— TASK TO CARRY OUT —
Extract from the listing each line in which the word "this" appears.

-=-=-

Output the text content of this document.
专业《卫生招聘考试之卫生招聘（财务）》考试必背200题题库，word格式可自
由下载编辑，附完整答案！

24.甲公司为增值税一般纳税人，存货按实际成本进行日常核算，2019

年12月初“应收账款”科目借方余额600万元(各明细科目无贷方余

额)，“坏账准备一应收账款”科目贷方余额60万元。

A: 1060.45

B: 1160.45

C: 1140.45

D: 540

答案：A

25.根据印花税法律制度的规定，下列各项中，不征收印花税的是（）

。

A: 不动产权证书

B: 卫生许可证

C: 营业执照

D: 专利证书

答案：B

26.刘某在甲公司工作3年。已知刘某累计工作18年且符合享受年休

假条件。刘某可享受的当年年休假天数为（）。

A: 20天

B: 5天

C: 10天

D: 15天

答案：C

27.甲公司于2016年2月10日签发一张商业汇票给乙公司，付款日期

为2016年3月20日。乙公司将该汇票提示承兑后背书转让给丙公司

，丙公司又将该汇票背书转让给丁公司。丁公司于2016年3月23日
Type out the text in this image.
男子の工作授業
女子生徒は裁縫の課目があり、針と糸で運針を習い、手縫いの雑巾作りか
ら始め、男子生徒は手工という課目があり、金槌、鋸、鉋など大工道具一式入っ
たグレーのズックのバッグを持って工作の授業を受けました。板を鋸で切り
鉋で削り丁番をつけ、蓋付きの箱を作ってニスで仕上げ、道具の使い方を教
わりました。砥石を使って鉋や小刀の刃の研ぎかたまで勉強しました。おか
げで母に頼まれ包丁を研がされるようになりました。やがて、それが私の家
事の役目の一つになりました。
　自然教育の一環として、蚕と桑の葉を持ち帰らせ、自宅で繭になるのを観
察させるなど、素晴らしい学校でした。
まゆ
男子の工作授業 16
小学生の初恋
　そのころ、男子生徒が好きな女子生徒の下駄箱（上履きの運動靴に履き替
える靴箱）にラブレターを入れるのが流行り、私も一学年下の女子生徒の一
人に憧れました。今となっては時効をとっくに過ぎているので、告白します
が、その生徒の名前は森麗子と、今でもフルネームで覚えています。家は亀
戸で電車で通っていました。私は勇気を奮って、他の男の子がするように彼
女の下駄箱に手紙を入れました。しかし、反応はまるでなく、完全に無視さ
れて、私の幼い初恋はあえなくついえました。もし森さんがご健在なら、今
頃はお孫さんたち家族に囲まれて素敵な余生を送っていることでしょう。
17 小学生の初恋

-=-=-

— EXERCISE ANSWER —
Output the text content of this document.
Type out the text in this image.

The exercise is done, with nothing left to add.